▸ **What the task asks**
Extract the records below word for word and ignore the images.

[Collection entries]
......

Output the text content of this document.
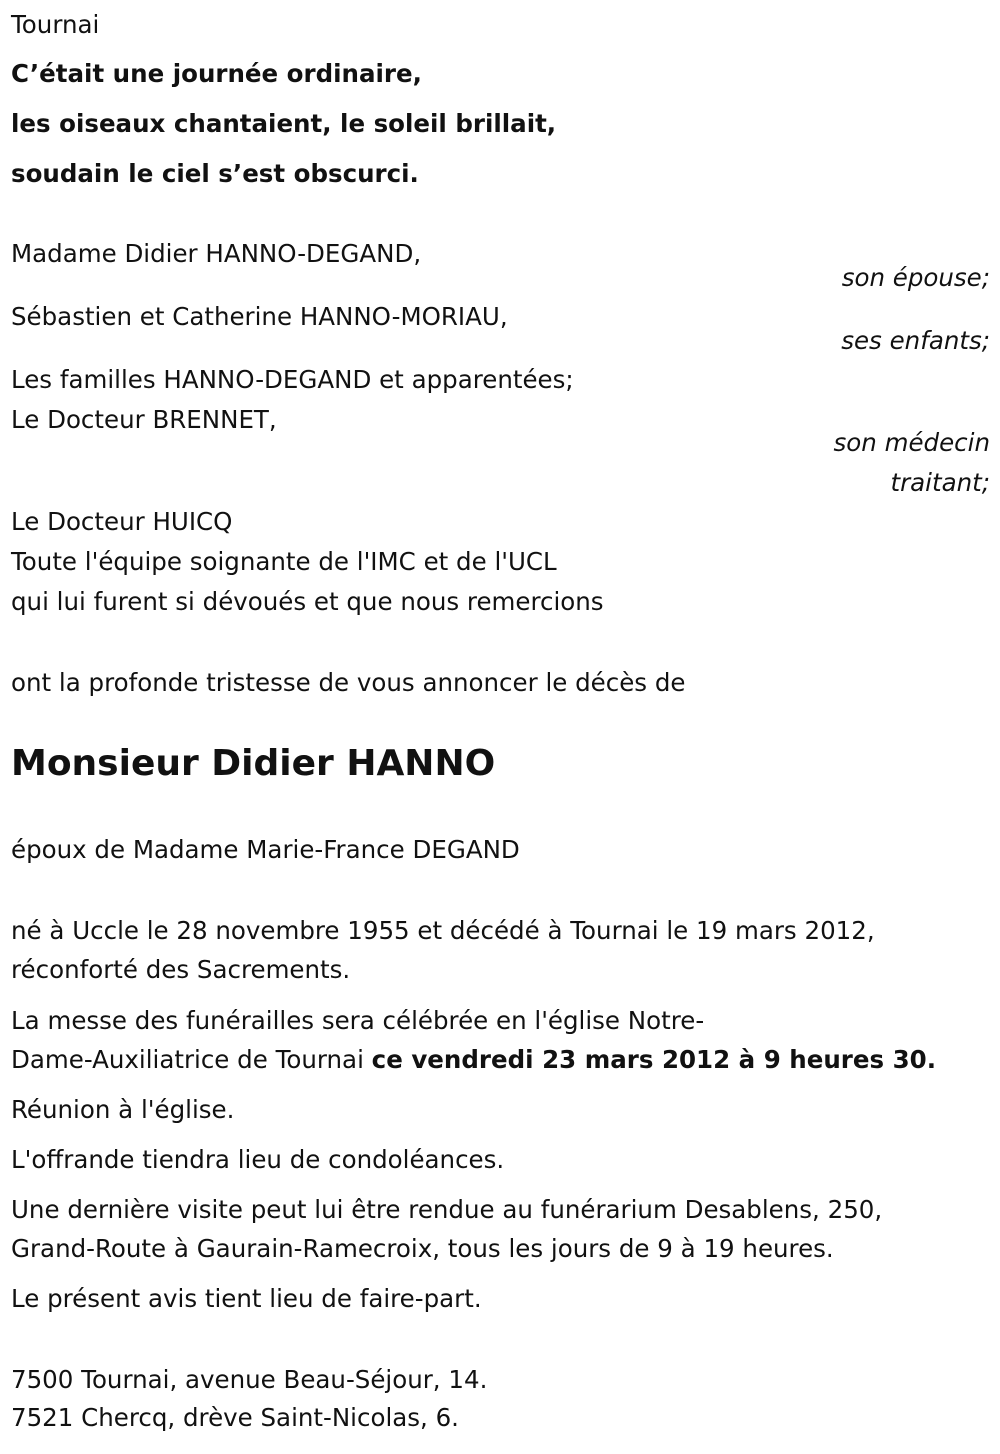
Tournai
C’était une journée ordinaire,
les oiseaux chantaient, le soleil brillait,
soudain le ciel s’est obscurci.
Madame Didier HANNO-DEGAND,
son épouse;
Sébastien et Catherine HANNO-MORIAU,
ses enfants;
Les familles HANNO-DEGAND et apparentées;
Le Docteur BRENNET,
son médecin
traitant;
Le Docteur HUICQ
Toute l'équipe soignante de l'IMC et de l'UCL
qui lui furent si dévoués et que nous remercions
ont la profonde tristesse de vous annoncer le décès de
Monsieur Didier HANNO
époux de Madame Marie-France DEGAND
né à Uccle le 28 novembre 1955 et décédé à Tournai le 19 mars 2012,
réconforté des Sacrements.
La messe des funérailles sera célébrée en l'église Notre-
Dame-Auxiliatrice de Tournai ce vendredi 23 mars 2012 à 9 heures 30.
Réunion à l'église.
L'offrande tiendra lieu de condoléances.
Une dernière visite peut lui être rendue au funérarium Desablens, 250,
Grand-Route à Gaurain-Ramecroix, tous les jours de 9 à 19 heures.
Le présent avis tient lieu de faire-part.
7500 Tournai, avenue Beau-Séjour, 14.
7521 Chercq, drève Saint-Nicolas, 6.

......

▸ **Result below**
Output the text content of this document.
Tournai
C’était une journée ordinaire,
les oiseaux chantaient, le soleil brillait,
soudain le ciel s’est obscurci.
Madame Didier HANNO-DEGAND,
son épouse;
Sébastien et Catherine HANNO-MORIAU,
ses enfants;
Les familles HANNO-DEGAND et apparentées;
Le Docteur BRENNET,
son médecin
traitant;
Le Docteur HUICQ
Toute l'équipe soignante de l'IMC et de l'UCL
qui lui furent si dévoués et que nous remercions
ont la profonde tristesse de vous annoncer le décès de
Monsieur Didier HANNO
époux de Madame Marie-France DEGAND
né à Uccle le 28 novembre 1955 et décédé à Tournai le 19 mars 2012,
réconforté des Sacrements.
La messe des funérailles sera célébrée en l'église Notre-
Dame-Auxiliatrice de Tournai ce vendredi 23 mars 2012 à 9 heures 30.
Réunion à l'église.
L'offrande tiendra lieu de condoléances.
Une dernière visite peut lui être rendue au funérarium Desablens, 250,
Grand-Route à Gaurain-Ramecroix, tous les jours de 9 à 19 heures.
Le présent avis tient lieu de faire-part.
7500 Tournai, avenue Beau-Séjour, 14.
7521 Chercq, drève Saint-Nicolas, 6.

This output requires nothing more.